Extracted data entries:
....................

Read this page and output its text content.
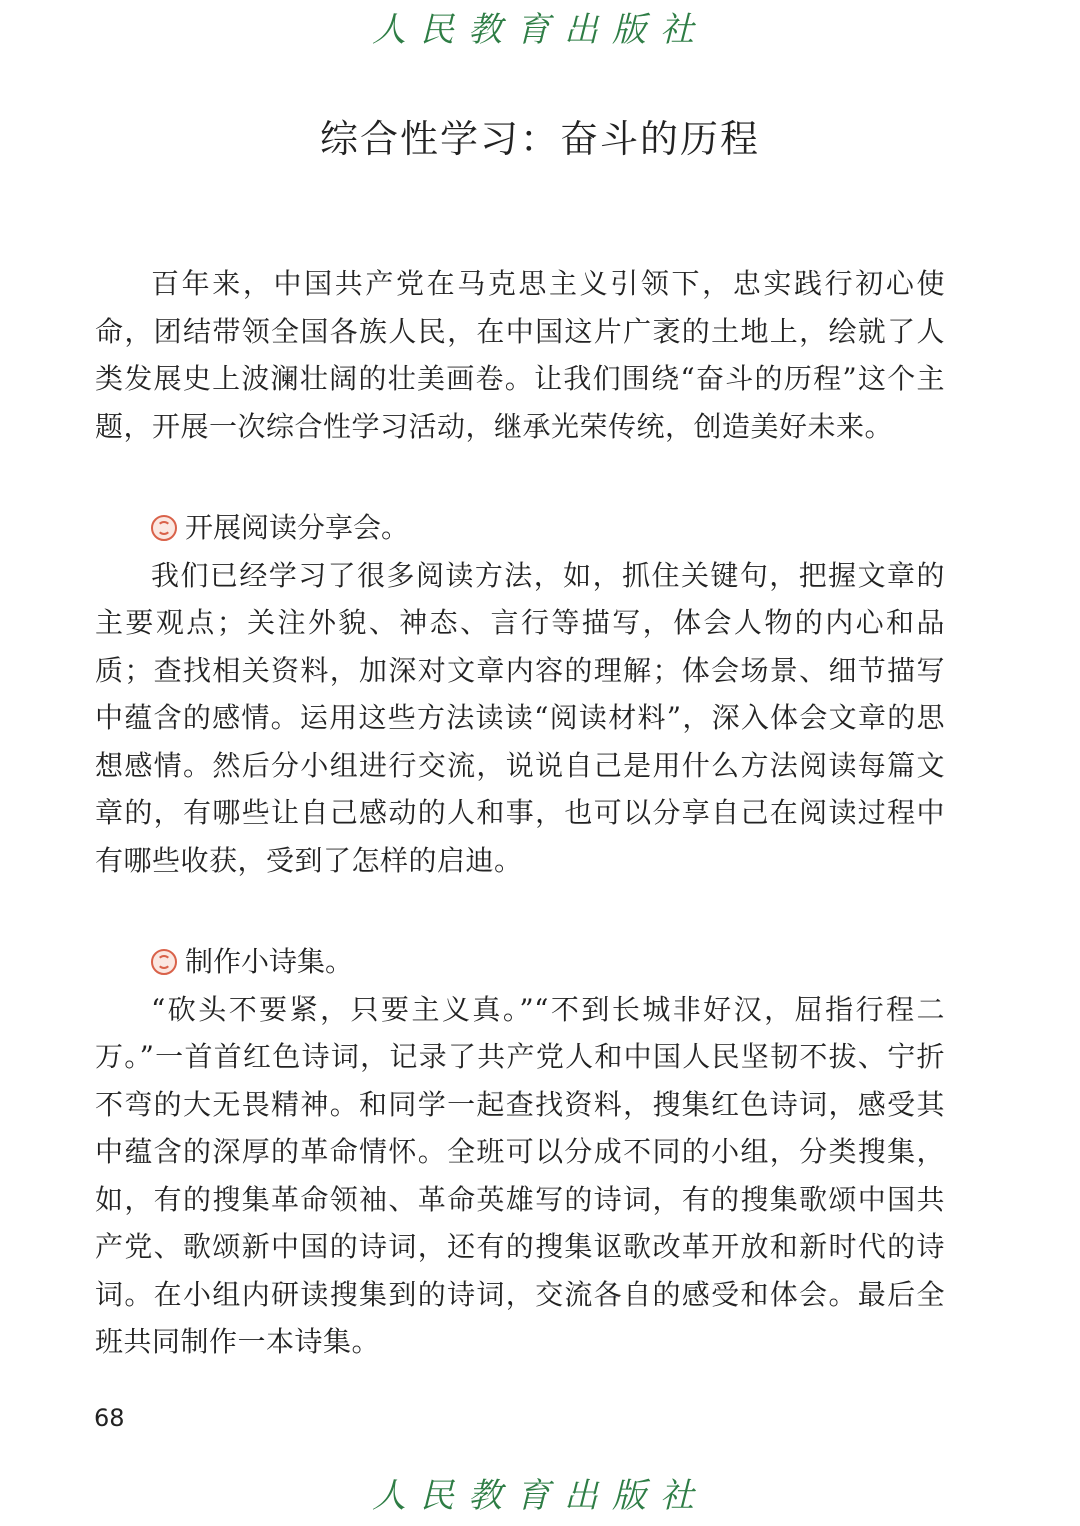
人民教育出版社
综合性学习：奋斗的历程

百年来，中国共产党在马克思主义引领下，忠实践行初心使命，团结带领全国各族人民，在中国这片广袤的土地上，绘就了人类发展史上波澜壮阔的壮美画卷。让我们围绕“奋斗的历程”这个主题，开展一次综合性学习活动，继承光荣传统，创造美好未来。

开展阅读分享会。

我们已经学习了很多阅读方法，如，抓住关键句，把握文章的主要观点；关注外貌、神态、言行等描写，体会人物的内心和品质；查找相关资料，加深对文章内容的理解；体会场景、细节描写中蕴含的感情。运用这些方法读读“阅读材料”，深入体会文章的思想感情。然后分小组进行交流，说说自己是用什么方法阅读每篇文章的，有哪些让自己感动的人和事，也可以分享自己在阅读过程中有哪些收获，受到了怎样的启迪。

制作小诗集。

“砍头不要紧，只要主义真。”“不到长城非好汉，屈指行程二万。”一首首红色诗词，记录了共产党人和中国人民坚韧不拔、宁折不弯的大无畏精神。和同学一起查找资料，搜集红色诗词，感受其中蕴含的深厚的革命情怀。全班可以分成不同的小组，分类搜集，如，有的搜集革命领袖、革命英雄写的诗词，有的搜集歌颂中国共产党、歌颂新中国的诗词，还有的搜集讴歌改革开放和新时代的诗词。在小组内研读搜集到的诗词，交流各自的感受和体会。最后全班共同制作一本诗集。

68
人民教育出版社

....................

PROBLEM TO WORK ON
Skip every picture and transcribe the data above exactly.

RESPONSE
Read this page and output its text content.
人民教育出版社
综合性学习：奋斗的历程

百年来，中国共产党在马克思主义引领下，忠实践行初心使命，团结带领全国各族人民，在中国这片广袤的土地上，绘就了人类发展史上波澜壮阔的壮美画卷。让我们围绕“奋斗的历程”这个主题，开展一次综合性学习活动，继承光荣传统，创造美好未来。

开展阅读分享会。

我们已经学习了很多阅读方法，如，抓住关键句，把握文章的主要观点；关注外貌、神态、言行等描写，体会人物的内心和品质；查找相关资料，加深对文章内容的理解；体会场景、细节描写中蕴含的感情。运用这些方法读读“阅读材料”，深入体会文章的思想感情。然后分小组进行交流，说说自己是用什么方法阅读每篇文章的，有哪些让自己感动的人和事，也可以分享自己在阅读过程中有哪些收获，受到了怎样的启迪。

制作小诗集。

“砍头不要紧，只要主义真。”“不到长城非好汉，屈指行程二万。”一首首红色诗词，记录了共产党人和中国人民坚韧不拔、宁折不弯的大无畏精神。和同学一起查找资料，搜集红色诗词，感受其中蕴含的深厚的革命情怀。全班可以分成不同的小组，分类搜集，如，有的搜集革命领袖、革命英雄写的诗词，有的搜集歌颂中国共产党、歌颂新中国的诗词，还有的搜集讴歌改革开放和新时代的诗词。在小组内研读搜集到的诗词，交流各自的感受和体会。最后全班共同制作一本诗集。

68
人民教育出版社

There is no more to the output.